■ Working data ■
•••••

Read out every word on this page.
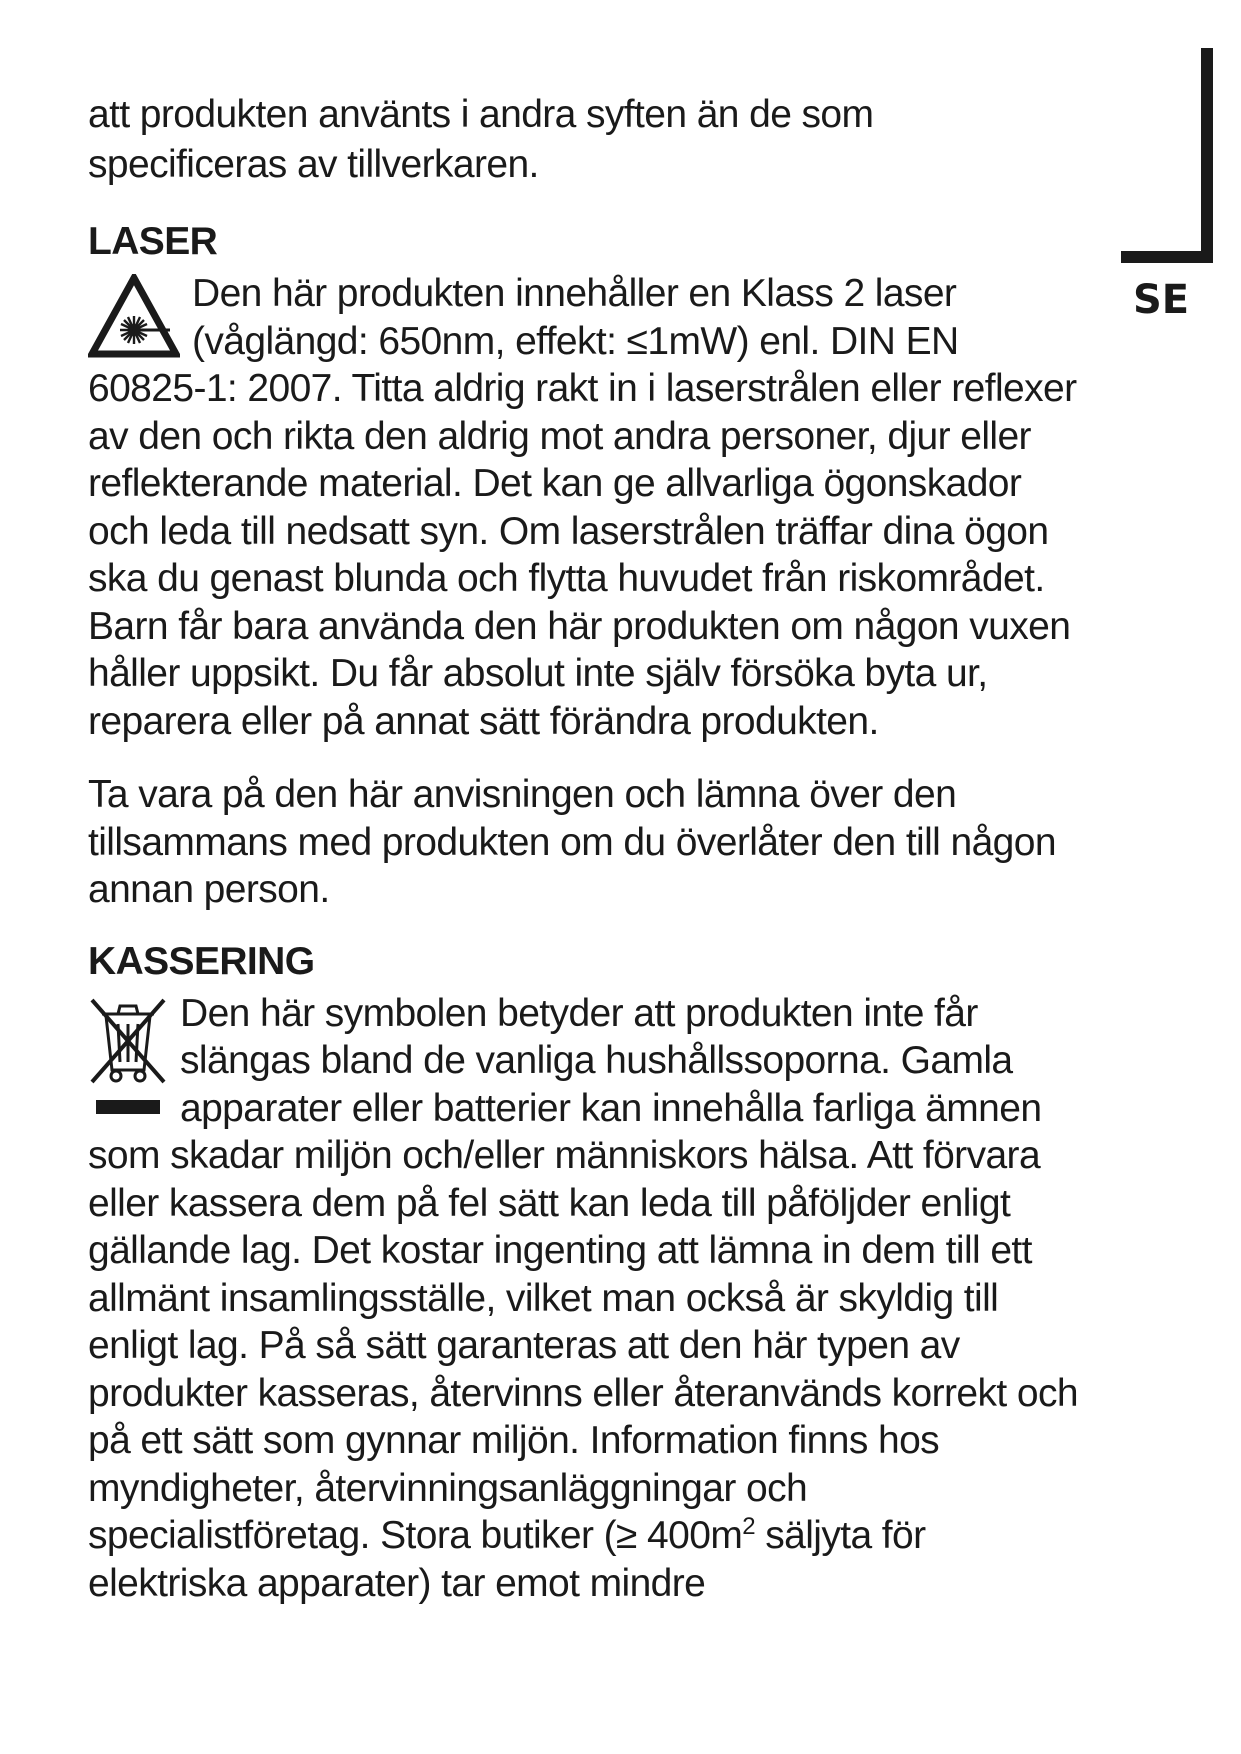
SE

att produkten använts i andra syften än de som specificeras av tillverkaren.

LASER

Den här produkten innehåller en Klass 2 laser (våglängd: 650nm, effekt: ≤1mW) enl. DIN EN 60825-1: 2007. Titta aldrig rakt in i laserstrålen eller reflexer av den och rikta den aldrig mot andra personer, djur eller reflekterande material. Det kan ge allvarliga ögonskador och leda till nedsatt syn. Om laserstrålen träffar dina ögon ska du genast blunda och flytta huvudet från riskområdet. Barn får bara använda den här produkten om någon vuxen håller uppsikt. Du får absolut inte själv försöka byta ur, reparera eller på annat sätt förändra produkten.

Ta vara på den här anvisningen och lämna över den tillsammans med produkten om du överlåter den till någon annan person.

KASSERING

Den här symbolen betyder att produkten inte får slängas bland de vanliga hushållssoporna. Gamla apparater eller batterier kan innehålla farliga ämnen som skadar miljön och/eller människors hälsa. Att förvara eller kassera dem på fel sätt kan leda till påföljder enligt gällande lag. Det kostar ingenting att lämna in dem till ett allmänt insamlingsställe, vilket man också är skyldig till enligt lag. På så sätt garanteras att den här typen av produkter kasseras, återvinns eller återanvänds korrekt och på ett sätt som gynnar miljön. Information finns hos myndigheter, återvinningsanläggningar och specialistföretag. Stora butiker (≥ $400m^2$ säljyta för elektriska apparater) tar emot mindre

•••••

■ What is asked ■
All of the lines above should be printed exactly, minus the pictures.

■ Response to this task ■
Read out every word on this page.
SE

att produkten använts i andra syften än de som specificeras av tillverkaren.

LASER

Den här produkten innehåller en Klass 2 laser (våglängd: 650nm, effekt: ≤1mW) enl. DIN EN 60825-1: 2007. Titta aldrig rakt in i laserstrålen eller reflexer av den och rikta den aldrig mot andra personer, djur eller reflekterande material. Det kan ge allvarliga ögonskador och leda till nedsatt syn. Om laserstrålen träffar dina ögon ska du genast blunda och flytta huvudet från riskområdet. Barn får bara använda den här produkten om någon vuxen håller uppsikt. Du får absolut inte själv försöka byta ur, reparera eller på annat sätt förändra produkten.

Ta vara på den här anvisningen och lämna över den tillsammans med produkten om du överlåter den till någon annan person.

KASSERING

Den här symbolen betyder att produkten inte får slängas bland de vanliga hushållssoporna. Gamla apparater eller batterier kan innehålla farliga ämnen som skadar miljön och/eller människors hälsa. Att förvara eller kassera dem på fel sätt kan leda till påföljder enligt gällande lag. Det kostar ingenting att lämna in dem till ett allmänt insamlingsställe, vilket man också är skyldig till enligt lag. På så sätt garanteras att den här typen av produkter kasseras, återvinns eller återanvänds korrekt och på ett sätt som gynnar miljön. Information finns hos myndigheter, återvinningsanläggningar och specialistföretag. Stora butiker (≥ $400m^2$ säljyta för elektriska apparater) tar emot mindre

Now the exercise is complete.